Would you restate all the data that follows, word for word?

DATA PROVIDED —
— start —
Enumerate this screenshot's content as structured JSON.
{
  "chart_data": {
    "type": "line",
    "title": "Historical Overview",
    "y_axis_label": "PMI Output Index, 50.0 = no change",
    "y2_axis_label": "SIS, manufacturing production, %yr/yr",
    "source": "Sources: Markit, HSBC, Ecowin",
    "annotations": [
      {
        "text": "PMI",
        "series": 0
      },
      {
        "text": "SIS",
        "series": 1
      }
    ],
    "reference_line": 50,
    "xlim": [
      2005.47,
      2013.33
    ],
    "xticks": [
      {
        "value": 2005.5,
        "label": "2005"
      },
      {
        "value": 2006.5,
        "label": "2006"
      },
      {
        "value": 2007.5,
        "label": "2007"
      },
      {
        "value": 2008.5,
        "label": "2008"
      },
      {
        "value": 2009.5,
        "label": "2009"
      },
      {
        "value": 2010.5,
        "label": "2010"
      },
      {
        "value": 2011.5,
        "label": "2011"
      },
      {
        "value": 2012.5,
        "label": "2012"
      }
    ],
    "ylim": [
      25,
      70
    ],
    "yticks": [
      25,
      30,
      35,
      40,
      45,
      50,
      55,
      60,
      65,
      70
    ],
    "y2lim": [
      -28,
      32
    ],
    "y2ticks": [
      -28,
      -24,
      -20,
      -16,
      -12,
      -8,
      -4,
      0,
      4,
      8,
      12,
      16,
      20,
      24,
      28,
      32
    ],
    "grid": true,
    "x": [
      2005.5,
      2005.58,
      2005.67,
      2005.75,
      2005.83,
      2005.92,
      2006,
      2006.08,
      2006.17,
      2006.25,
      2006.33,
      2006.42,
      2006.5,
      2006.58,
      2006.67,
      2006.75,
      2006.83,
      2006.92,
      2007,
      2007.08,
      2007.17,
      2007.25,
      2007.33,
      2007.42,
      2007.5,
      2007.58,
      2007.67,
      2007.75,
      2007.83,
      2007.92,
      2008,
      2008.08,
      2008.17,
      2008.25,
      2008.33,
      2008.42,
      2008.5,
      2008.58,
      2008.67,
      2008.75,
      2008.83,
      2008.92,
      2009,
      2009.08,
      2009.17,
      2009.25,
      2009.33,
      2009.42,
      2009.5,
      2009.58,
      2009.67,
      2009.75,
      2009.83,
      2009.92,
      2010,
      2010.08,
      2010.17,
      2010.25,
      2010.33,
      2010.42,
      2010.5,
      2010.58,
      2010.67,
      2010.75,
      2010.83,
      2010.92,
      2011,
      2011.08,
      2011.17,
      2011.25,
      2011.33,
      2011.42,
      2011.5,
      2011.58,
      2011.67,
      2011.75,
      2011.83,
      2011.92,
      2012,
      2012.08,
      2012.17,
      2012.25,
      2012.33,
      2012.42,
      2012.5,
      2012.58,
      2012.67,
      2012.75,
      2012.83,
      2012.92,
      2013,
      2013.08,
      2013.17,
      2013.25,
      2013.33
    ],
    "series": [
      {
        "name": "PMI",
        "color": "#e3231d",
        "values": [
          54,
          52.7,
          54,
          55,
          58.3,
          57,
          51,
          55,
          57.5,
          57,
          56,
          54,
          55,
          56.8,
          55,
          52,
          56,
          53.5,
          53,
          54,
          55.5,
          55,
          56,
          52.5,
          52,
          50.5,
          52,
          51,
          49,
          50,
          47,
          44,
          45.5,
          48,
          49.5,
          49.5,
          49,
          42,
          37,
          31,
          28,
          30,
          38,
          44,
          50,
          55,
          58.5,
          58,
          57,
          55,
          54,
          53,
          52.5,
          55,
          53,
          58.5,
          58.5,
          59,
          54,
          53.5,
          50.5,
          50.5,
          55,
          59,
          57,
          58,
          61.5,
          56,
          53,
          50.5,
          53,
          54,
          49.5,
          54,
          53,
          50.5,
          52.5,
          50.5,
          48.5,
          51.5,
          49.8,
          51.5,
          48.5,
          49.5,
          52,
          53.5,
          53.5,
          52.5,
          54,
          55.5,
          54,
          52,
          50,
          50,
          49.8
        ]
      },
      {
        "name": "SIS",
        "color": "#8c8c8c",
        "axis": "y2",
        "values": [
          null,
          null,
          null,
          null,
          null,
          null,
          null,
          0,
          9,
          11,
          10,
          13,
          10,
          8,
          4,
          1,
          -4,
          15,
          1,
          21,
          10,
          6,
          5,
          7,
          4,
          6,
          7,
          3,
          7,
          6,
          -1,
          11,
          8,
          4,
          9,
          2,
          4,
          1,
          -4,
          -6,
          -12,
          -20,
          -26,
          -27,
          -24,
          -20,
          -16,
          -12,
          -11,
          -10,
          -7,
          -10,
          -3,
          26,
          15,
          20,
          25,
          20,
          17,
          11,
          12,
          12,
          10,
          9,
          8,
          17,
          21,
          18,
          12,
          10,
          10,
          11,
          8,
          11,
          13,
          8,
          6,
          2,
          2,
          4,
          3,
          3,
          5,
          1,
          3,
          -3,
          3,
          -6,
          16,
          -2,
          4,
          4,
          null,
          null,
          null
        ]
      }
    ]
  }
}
— end —
EXERCISE OUTPUT —
Enumerate this screenshot's content as structured JSON.
{
  "chart_data": {
    "type": "line",
    "title": "Historical Overview",
    "y_axis_label": "PMI Output Index, 50.0 = no change",
    "y2_axis_label": "SIS, manufacturing production, %yr/yr",
    "source": "Sources: Markit, HSBC, Ecowin",
    "annotations": [
      {
        "text": "PMI",
        "series": 0
      },
      {
        "text": "SIS",
        "series": 1
      }
    ],
    "reference_line": 50,
    "xlim": [
      2005.47,
      2013.33
    ],
    "xticks": [
      {
        "value": 2005.5,
        "label": "2005"
      },
      {
        "value": 2006.5,
        "label": "2006"
      },
      {
        "value": 2007.5,
        "label": "2007"
      },
      {
        "value": 2008.5,
        "label": "2008"
      },
      {
        "value": 2009.5,
        "label": "2009"
      },
      {
        "value": 2010.5,
        "label": "2010"
      },
      {
        "value": 2011.5,
        "label": "2011"
      },
      {
        "value": 2012.5,
        "label": "2012"
      }
    ],
    "ylim": [
      25,
      70
    ],
    "yticks": [
      25,
      30,
      35,
      40,
      45,
      50,
      55,
      60,
      65,
      70
    ],
    "y2lim": [
      -28,
      32
    ],
    "y2ticks": [
      -28,
      -24,
      -20,
      -16,
      -12,
      -8,
      -4,
      0,
      4,
      8,
      12,
      16,
      20,
      24,
      28,
      32
    ],
    "grid": true,
    "x": [
      2005.5,
      2005.58,
      2005.67,
      2005.75,
      2005.83,
      2005.92,
      2006,
      2006.08,
      2006.17,
      2006.25,
      2006.33,
      2006.42,
      2006.5,
      2006.58,
      2006.67,
      2006.75,
      2006.83,
      2006.92,
      2007,
      2007.08,
      2007.17,
      2007.25,
      2007.33,
      2007.42,
      2007.5,
      2007.58,
      2007.67,
      2007.75,
      2007.83,
      2007.92,
      2008,
      2008.08,
      2008.17,
      2008.25,
      2008.33,
      2008.42,
      2008.5,
      2008.58,
      2008.67,
      2008.75,
      2008.83,
      2008.92,
      2009,
      2009.08,
      2009.17,
      2009.25,
      2009.33,
      2009.42,
      2009.5,
      2009.58,
      2009.67,
      2009.75,
      2009.83,
      2009.92,
      2010,
      2010.08,
      2010.17,
      2010.25,
      2010.33,
      2010.42,
      2010.5,
      2010.58,
      2010.67,
      2010.75,
      2010.83,
      2010.92,
      2011,
      2011.08,
      2011.17,
      2011.25,
      2011.33,
      2011.42,
      2011.5,
      2011.58,
      2011.67,
      2011.75,
      2011.83,
      2011.92,
      2012,
      2012.08,
      2012.17,
      2012.25,
      2012.33,
      2012.42,
      2012.5,
      2012.58,
      2012.67,
      2012.75,
      2012.83,
      2012.92,
      2013,
      2013.08,
      2013.17,
      2013.25,
      2013.33
    ],
    "series": [
      {
        "name": "PMI",
        "color": "#e3231d",
        "values": [
          54,
          52.7,
          54,
          55,
          58.3,
          57,
          51,
          55,
          57.5,
          57,
          56,
          54,
          55,
          56.8,
          55,
          52,
          56,
          53.5,
          53,
          54,
          55.5,
          55,
          56,
          52.5,
          52,
          50.5,
          52,
          51,
          49,
          50,
          47,
          44,
          45.5,
          48,
          49.5,
          49.5,
          49,
          42,
          37,
          31,
          28,
          30,
          38,
          44,
          50,
          55,
          58.5,
          58,
          57,
          55,
          54,
          53,
          52.5,
          55,
          53,
          58.5,
          58.5,
          59,
          54,
          53.5,
          50.5,
          50.5,
          55,
          59,
          57,
          58,
          61.5,
          56,
          53,
          50.5,
          53,
          54,
          49.5,
          54,
          53,
          50.5,
          52.5,
          50.5,
          48.5,
          51.5,
          49.8,
          51.5,
          48.5,
          49.5,
          52,
          53.5,
          53.5,
          52.5,
          54,
          55.5,
          54,
          52,
          50,
          50,
          49.8
        ]
      },
      {
        "name": "SIS",
        "color": "#8c8c8c",
        "axis": "y2",
        "values": [
          null,
          null,
          null,
          null,
          null,
          null,
          null,
          0,
          9,
          11,
          10,
          13,
          10,
          8,
          4,
          1,
          -4,
          15,
          1,
          21,
          10,
          6,
          5,
          7,
          4,
          6,
          7,
          3,
          7,
          6,
          -1,
          11,
          8,
          4,
          9,
          2,
          4,
          1,
          -4,
          -6,
          -12,
          -20,
          -26,
          -27,
          -24,
          -20,
          -16,
          -12,
          -11,
          -10,
          -7,
          -10,
          -3,
          26,
          15,
          20,
          25,
          20,
          17,
          11,
          12,
          12,
          10,
          9,
          8,
          17,
          21,
          18,
          12,
          10,
          10,
          11,
          8,
          11,
          13,
          8,
          6,
          2,
          2,
          4,
          3,
          3,
          5,
          1,
          3,
          -3,
          3,
          -6,
          16,
          -2,
          4,
          4,
          null,
          null,
          null
        ]
      }
    ]
  }
}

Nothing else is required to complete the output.